Problem to work on =>
Take every line that has the string "this" and copy it out.

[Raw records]
##########

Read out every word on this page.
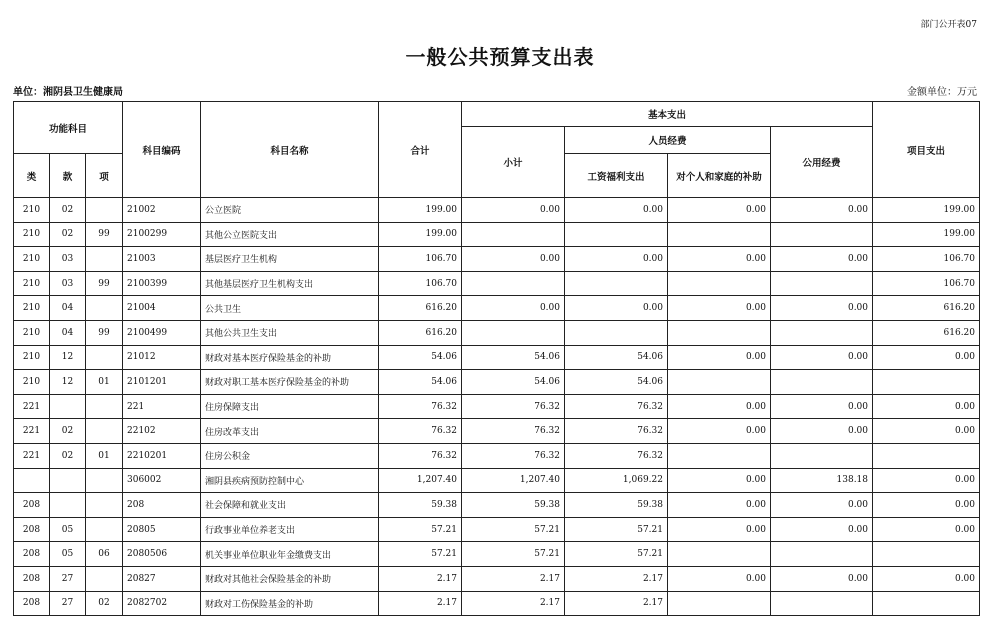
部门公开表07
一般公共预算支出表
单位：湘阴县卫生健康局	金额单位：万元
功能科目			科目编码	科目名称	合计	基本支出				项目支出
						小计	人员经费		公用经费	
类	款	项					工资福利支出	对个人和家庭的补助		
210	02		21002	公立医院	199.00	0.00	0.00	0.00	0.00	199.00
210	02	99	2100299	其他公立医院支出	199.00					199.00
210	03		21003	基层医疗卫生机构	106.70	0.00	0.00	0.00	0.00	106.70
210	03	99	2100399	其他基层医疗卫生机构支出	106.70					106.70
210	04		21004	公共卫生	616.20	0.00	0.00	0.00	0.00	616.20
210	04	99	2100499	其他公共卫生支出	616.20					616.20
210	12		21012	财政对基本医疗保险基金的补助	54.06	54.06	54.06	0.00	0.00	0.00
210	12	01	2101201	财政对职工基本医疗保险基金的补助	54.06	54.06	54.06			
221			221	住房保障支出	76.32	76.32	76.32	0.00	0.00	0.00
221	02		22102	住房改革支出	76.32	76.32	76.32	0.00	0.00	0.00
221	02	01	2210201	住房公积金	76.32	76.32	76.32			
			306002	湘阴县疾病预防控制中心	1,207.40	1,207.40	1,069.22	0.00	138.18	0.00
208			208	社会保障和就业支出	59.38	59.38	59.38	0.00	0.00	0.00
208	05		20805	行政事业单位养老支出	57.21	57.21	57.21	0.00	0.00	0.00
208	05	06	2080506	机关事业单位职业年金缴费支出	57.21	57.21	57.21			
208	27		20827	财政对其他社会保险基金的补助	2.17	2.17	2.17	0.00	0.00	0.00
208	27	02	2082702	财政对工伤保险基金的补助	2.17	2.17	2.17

##########

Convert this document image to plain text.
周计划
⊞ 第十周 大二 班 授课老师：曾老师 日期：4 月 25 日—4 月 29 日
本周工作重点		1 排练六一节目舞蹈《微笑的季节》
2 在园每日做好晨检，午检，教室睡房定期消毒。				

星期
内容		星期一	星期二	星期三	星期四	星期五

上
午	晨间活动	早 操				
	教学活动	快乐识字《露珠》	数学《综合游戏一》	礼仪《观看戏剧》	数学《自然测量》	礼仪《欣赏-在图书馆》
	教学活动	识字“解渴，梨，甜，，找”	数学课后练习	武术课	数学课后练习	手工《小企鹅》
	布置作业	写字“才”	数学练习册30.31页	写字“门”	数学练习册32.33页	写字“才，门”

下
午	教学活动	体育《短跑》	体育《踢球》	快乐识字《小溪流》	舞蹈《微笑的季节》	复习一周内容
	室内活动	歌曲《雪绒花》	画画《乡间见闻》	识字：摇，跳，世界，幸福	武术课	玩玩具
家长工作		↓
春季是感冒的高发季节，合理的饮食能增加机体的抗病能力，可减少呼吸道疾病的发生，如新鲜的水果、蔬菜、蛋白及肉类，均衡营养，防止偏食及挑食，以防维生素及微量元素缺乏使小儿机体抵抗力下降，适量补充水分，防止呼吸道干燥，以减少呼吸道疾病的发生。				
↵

##########

The solution =>
Read out every word on this page.
Convert this document image to plain text.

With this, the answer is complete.